(Data)
--------------------------------
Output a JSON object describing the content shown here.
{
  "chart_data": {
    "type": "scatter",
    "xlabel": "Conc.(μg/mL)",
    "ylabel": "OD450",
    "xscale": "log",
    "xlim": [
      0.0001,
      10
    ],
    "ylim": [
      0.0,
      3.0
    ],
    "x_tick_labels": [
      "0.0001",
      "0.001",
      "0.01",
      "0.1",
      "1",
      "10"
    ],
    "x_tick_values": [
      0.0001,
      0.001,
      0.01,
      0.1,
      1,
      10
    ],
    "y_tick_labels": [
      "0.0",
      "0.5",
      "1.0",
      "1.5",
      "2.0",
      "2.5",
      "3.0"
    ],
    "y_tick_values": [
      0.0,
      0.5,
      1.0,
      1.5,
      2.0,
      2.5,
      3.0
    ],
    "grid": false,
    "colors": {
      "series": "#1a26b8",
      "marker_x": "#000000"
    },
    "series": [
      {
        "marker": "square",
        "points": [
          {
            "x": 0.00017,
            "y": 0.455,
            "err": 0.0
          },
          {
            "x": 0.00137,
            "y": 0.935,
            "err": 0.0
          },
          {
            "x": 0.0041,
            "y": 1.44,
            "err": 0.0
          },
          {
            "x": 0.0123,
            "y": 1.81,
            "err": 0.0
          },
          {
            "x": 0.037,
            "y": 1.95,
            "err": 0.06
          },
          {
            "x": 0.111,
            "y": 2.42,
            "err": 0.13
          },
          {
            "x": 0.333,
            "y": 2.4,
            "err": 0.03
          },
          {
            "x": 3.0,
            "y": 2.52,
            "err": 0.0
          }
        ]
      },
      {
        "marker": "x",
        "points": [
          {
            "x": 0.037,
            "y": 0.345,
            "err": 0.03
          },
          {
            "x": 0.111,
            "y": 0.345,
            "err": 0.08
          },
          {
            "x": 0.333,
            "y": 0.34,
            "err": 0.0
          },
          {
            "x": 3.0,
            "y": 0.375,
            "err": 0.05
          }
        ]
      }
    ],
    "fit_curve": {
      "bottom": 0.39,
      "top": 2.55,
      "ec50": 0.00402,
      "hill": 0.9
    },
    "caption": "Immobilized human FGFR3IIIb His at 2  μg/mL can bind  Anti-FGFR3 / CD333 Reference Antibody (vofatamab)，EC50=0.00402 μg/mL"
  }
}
--------------------------------
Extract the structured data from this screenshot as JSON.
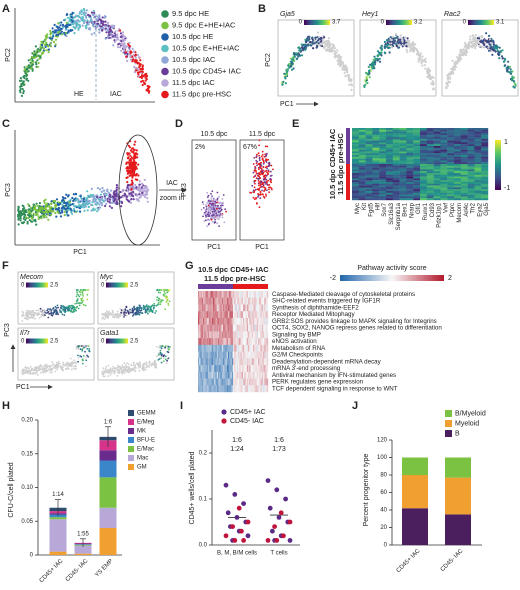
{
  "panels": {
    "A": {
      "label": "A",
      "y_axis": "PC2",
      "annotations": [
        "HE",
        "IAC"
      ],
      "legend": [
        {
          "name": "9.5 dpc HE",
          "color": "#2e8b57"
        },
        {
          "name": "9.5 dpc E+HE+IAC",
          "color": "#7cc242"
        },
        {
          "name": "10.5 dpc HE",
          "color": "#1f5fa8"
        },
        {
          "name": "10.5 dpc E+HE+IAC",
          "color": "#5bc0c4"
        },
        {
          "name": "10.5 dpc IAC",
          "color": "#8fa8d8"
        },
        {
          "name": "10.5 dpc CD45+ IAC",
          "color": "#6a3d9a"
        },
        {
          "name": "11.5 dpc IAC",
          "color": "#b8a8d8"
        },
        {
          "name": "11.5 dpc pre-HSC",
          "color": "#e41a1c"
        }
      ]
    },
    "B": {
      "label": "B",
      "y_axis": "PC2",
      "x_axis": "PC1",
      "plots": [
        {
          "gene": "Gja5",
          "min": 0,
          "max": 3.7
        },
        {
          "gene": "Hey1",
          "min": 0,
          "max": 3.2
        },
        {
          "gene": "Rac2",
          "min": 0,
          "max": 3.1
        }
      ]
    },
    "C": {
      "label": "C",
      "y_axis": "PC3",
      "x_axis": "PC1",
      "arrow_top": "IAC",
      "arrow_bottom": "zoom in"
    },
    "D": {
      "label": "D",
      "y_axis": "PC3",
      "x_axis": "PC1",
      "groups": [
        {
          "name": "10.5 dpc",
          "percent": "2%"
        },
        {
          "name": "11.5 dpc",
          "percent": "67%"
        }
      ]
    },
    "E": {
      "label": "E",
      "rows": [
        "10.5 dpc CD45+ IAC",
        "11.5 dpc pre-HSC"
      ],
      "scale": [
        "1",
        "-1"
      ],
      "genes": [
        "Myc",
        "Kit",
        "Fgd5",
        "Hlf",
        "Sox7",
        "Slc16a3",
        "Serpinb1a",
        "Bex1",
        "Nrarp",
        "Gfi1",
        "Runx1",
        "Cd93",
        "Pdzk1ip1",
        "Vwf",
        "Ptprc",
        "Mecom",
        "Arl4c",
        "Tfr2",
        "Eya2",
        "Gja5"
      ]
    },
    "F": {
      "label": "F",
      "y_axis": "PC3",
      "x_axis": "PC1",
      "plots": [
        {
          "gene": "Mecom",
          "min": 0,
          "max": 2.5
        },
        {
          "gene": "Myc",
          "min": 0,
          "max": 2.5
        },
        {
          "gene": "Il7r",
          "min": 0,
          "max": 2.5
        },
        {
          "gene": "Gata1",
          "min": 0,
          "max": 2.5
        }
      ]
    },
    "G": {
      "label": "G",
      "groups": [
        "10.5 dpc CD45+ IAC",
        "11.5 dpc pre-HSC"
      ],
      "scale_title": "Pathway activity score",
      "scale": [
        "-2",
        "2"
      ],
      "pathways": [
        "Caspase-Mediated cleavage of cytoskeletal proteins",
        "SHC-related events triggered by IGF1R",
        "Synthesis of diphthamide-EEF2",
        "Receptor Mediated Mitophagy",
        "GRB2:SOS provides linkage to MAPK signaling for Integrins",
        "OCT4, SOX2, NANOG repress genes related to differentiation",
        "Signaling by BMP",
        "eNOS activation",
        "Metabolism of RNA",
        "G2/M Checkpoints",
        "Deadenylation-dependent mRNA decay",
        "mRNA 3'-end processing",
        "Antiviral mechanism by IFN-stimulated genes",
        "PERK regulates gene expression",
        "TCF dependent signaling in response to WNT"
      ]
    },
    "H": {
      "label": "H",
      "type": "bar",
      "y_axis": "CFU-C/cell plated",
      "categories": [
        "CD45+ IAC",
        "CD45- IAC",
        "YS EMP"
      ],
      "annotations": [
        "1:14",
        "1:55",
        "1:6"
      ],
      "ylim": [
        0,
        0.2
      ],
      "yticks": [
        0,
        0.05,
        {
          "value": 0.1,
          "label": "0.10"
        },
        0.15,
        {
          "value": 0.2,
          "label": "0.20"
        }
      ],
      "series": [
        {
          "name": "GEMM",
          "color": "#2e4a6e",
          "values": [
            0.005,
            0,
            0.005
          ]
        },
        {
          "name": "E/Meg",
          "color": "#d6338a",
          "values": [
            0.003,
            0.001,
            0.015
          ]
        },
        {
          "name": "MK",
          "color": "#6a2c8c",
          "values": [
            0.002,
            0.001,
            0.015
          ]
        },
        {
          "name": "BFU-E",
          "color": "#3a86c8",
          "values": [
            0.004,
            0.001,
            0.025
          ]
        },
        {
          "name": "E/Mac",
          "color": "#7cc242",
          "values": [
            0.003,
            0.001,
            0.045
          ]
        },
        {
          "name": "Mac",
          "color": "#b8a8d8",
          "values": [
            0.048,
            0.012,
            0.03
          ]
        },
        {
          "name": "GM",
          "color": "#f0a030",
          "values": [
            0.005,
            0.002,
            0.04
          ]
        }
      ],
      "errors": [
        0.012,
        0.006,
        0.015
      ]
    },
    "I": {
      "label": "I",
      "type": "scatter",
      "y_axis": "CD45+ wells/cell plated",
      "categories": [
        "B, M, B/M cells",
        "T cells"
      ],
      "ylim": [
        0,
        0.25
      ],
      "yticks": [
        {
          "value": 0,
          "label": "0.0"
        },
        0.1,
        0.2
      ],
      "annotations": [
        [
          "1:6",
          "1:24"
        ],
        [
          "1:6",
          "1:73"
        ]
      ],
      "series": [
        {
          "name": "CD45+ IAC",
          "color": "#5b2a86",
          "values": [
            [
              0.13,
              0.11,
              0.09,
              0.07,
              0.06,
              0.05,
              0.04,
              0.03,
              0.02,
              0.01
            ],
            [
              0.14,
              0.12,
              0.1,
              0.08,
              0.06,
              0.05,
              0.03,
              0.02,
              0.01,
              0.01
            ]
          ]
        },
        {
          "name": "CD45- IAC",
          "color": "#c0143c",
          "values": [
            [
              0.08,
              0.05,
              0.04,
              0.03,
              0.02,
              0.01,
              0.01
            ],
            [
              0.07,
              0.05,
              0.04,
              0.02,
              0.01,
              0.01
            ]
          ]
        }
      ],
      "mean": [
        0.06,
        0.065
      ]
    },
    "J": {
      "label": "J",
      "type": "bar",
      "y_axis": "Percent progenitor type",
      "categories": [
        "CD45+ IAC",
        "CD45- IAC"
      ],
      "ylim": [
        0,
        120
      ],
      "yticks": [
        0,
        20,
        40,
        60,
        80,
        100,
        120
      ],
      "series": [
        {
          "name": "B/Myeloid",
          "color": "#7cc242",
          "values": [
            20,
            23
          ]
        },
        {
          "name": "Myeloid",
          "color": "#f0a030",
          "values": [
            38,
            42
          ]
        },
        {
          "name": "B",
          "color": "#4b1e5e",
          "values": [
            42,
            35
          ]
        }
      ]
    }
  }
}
--------------------------------
(Instructions for the task)
In the records above, find each line with the string "JSON" and list it.

(The completed task)
Output a JSON object describing the content shown here.
Extract the structured data from this screenshot as JSON.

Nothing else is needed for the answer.